• [What the task asks]
What follows is a listing; restate every line of it word for word.

·····

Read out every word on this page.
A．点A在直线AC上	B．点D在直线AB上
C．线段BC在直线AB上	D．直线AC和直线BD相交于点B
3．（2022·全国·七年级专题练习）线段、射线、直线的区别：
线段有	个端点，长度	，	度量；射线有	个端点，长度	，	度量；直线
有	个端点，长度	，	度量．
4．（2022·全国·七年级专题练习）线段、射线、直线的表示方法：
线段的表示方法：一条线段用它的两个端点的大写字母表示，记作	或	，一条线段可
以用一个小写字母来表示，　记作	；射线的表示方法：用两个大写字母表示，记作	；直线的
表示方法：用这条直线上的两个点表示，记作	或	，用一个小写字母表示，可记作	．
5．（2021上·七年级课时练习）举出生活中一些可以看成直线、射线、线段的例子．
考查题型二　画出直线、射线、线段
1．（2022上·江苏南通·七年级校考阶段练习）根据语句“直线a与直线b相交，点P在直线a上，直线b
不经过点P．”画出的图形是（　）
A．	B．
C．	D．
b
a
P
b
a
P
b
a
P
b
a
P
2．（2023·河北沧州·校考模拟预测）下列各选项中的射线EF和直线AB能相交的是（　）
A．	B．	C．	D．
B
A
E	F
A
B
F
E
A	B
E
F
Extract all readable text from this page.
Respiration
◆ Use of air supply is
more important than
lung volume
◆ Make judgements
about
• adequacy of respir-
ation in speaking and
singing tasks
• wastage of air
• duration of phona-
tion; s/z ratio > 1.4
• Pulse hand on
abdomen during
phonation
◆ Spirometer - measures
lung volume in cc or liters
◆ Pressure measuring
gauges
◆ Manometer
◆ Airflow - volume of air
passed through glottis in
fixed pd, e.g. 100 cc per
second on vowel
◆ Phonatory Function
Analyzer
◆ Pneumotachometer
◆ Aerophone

·····

• [The reply]
Read out every word on this page.
A．点A在直线AC上	B．点D在直线AB上
C．线段BC在直线AB上	D．直线AC和直线BD相交于点B
3．（2022·全国·七年级专题练习）线段、射线、直线的区别：
线段有	个端点，长度	，	度量；射线有	个端点，长度	，	度量；直线
有	个端点，长度	，	度量．
4．（2022·全国·七年级专题练习）线段、射线、直线的表示方法：
线段的表示方法：一条线段用它的两个端点的大写字母表示，记作	或	，一条线段可
以用一个小写字母来表示，　记作	；射线的表示方法：用两个大写字母表示，记作	；直线的
表示方法：用这条直线上的两个点表示，记作	或	，用一个小写字母表示，可记作	．
5．（2021上·七年级课时练习）举出生活中一些可以看成直线、射线、线段的例子．
考查题型二　画出直线、射线、线段
1．（2022上·江苏南通·七年级校考阶段练习）根据语句“直线a与直线b相交，点P在直线a上，直线b
不经过点P．”画出的图形是（　）
A．	B．
C．	D．
b
a
P
b
a
P
b
a
P
b
a
P
2．（2023·河北沧州·校考模拟预测）下列各选项中的射线EF和直线AB能相交的是（　）
A．	B．	C．	D．
B
A
E	F
A
B
F
E
A	B
E
F
Extract all readable text from this page.
Respiration
◆ Use of air supply is
more important than
lung volume
◆ Make judgements
about
• adequacy of respir-
ation in speaking and
singing tasks
• wastage of air
• duration of phona-
tion; s/z ratio > 1.4
• Pulse hand on
abdomen during
phonation
◆ Spirometer - measures
lung volume in cc or liters
◆ Pressure measuring
gauges
◆ Manometer
◆ Airflow - volume of air
passed through glottis in
fixed pd, e.g. 100 cc per
second on vowel
◆ Phonatory Function
Analyzer
◆ Pneumotachometer
◆ Aerophone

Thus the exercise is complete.